§ **Direction**: Your task is to quote the material that follows, in full and exactly.

§ **Information shown**:
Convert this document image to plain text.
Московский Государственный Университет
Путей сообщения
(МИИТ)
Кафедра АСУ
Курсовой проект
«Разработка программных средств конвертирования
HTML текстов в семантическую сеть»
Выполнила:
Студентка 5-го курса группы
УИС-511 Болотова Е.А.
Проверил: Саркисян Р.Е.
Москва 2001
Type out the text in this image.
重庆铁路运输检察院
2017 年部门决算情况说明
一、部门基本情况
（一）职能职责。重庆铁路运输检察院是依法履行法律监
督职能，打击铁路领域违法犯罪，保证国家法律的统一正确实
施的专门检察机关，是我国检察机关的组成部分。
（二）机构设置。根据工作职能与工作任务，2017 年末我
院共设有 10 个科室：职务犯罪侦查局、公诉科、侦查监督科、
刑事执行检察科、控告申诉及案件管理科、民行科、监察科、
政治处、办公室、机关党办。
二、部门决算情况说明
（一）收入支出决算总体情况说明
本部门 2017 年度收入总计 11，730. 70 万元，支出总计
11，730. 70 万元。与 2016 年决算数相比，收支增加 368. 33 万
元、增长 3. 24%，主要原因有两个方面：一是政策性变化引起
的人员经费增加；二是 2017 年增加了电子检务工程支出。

§ **Exercise result**:
Convert this document image to plain text.
Московский Государственный Университет
Путей сообщения
(МИИТ)
Кафедра АСУ
Курсовой проект
«Разработка программных средств конвертирования
HTML текстов в семантическую сеть»
Выполнила:
Студентка 5-го курса группы
УИС-511 Болотова Е.А.
Проверил: Саркисян Р.Е.
Москва 2001
Type out the text in this image.
重庆铁路运输检察院
2017 年部门决算情况说明
一、部门基本情况
（一）职能职责。重庆铁路运输检察院是依法履行法律监
督职能，打击铁路领域违法犯罪，保证国家法律的统一正确实
施的专门检察机关，是我国检察机关的组成部分。
（二）机构设置。根据工作职能与工作任务，2017 年末我
院共设有 10 个科室：职务犯罪侦查局、公诉科、侦查监督科、
刑事执行检察科、控告申诉及案件管理科、民行科、监察科、
政治处、办公室、机关党办。
二、部门决算情况说明
（一）收入支出决算总体情况说明
本部门 2017 年度收入总计 11，730. 70 万元，支出总计
11，730. 70 万元。与 2016 年决算数相比，收支增加 368. 33 万
元、增长 3. 24%，主要原因有两个方面：一是政策性变化引起
的人员经费增加；二是 2017 年增加了电子检务工程支出。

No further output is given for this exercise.